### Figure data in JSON
....
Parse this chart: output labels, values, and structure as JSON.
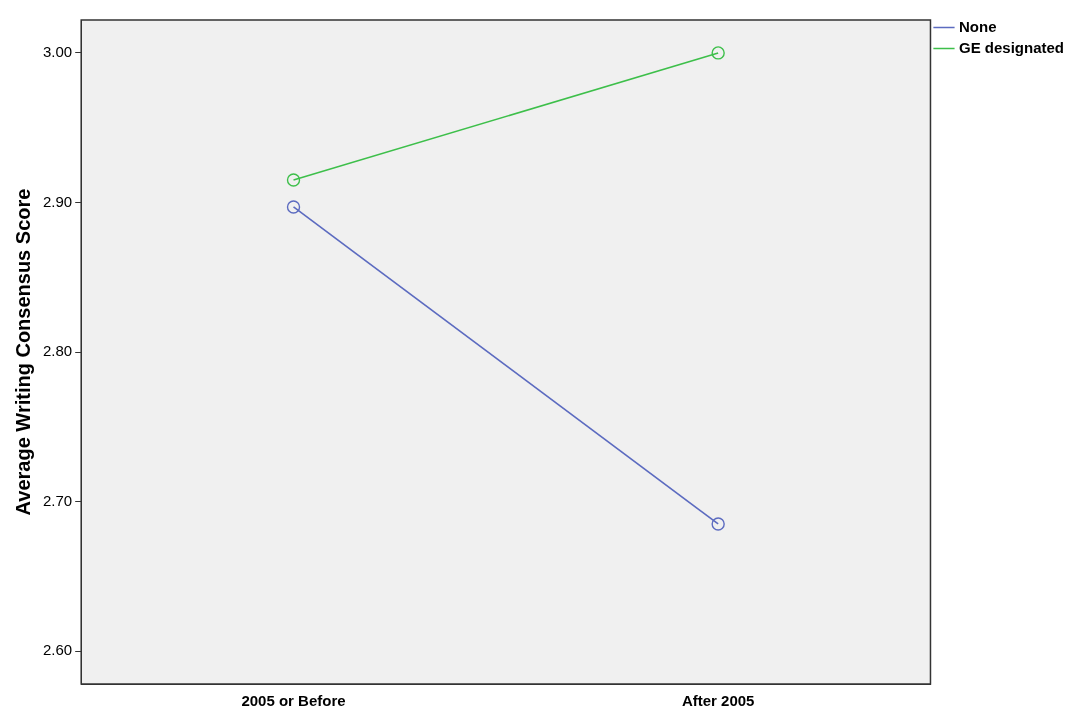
{
  "chart_data": {
    "type": "line",
    "ylabel": "Average Writing Consensus Score",
    "categories": [
      "2005 or Before",
      "After 2005"
    ],
    "series": [
      {
        "name": "None",
        "color": "#5c6bc0",
        "values": [
          2.897,
          2.685
        ]
      },
      {
        "name": "GE designated",
        "color": "#3dbf4a",
        "values": [
          2.915,
          3.0
        ]
      }
    ],
    "ylim": [
      2.578,
      3.022
    ],
    "yticks": [
      {
        "value": 2.6,
        "label": "2.60"
      },
      {
        "value": 2.7,
        "label": "2.70"
      },
      {
        "value": 2.8,
        "label": "2.80"
      },
      {
        "value": 2.9,
        "label": "2.90"
      },
      {
        "value": 3.0,
        "label": "3.00"
      }
    ],
    "grid": false,
    "legend": "top right",
    "marker": "circle",
    "line_style": "solid"
  }
}
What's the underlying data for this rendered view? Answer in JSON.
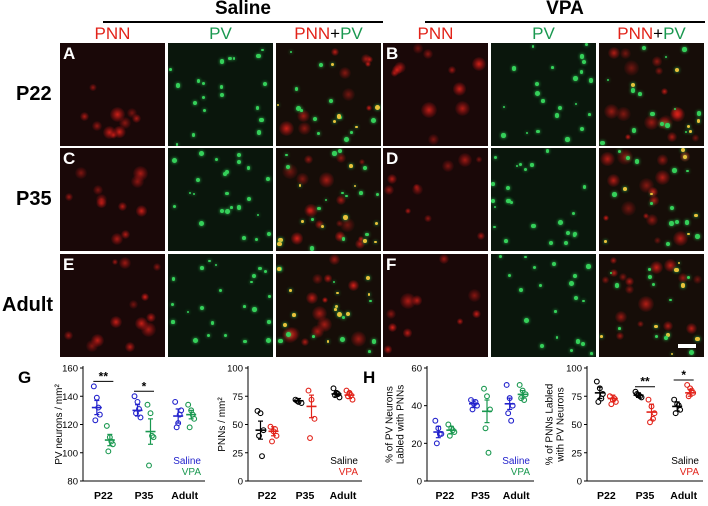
....
### Problem details
Copy the listing over exactly, skipping the pictures it holds.

### Answer to this problem
Parse this chart: output labels, values, and structure as JSON.
{
  "chart_data": {
    "type": "line",
    "ylabel": "Average Writing Consensus Score",
    "categories": [
      "2005 or Before",
      "After 2005"
    ],
    "series": [
      {
        "name": "None",
        "color": "#5c6bc0",
        "values": [
          2.897,
          2.685
        ]
      },
      {
        "name": "GE designated",
        "color": "#3dbf4a",
        "values": [
          2.915,
          3.0
        ]
      }
    ],
    "ylim": [
      2.578,
      3.022
    ],
    "yticks": [
      {
        "value": 2.6,
        "label": "2.60"
      },
      {
        "value": 2.7,
        "label": "2.70"
      },
      {
        "value": 2.8,
        "label": "2.80"
      },
      {
        "value": 2.9,
        "label": "2.90"
      },
      {
        "value": 3.0,
        "label": "3.00"
      }
    ],
    "grid": false,
    "legend": "top right",
    "marker": "circle",
    "line_style": "solid"
  }
}
What's the underlying data for this rendered view? Answer in JSON.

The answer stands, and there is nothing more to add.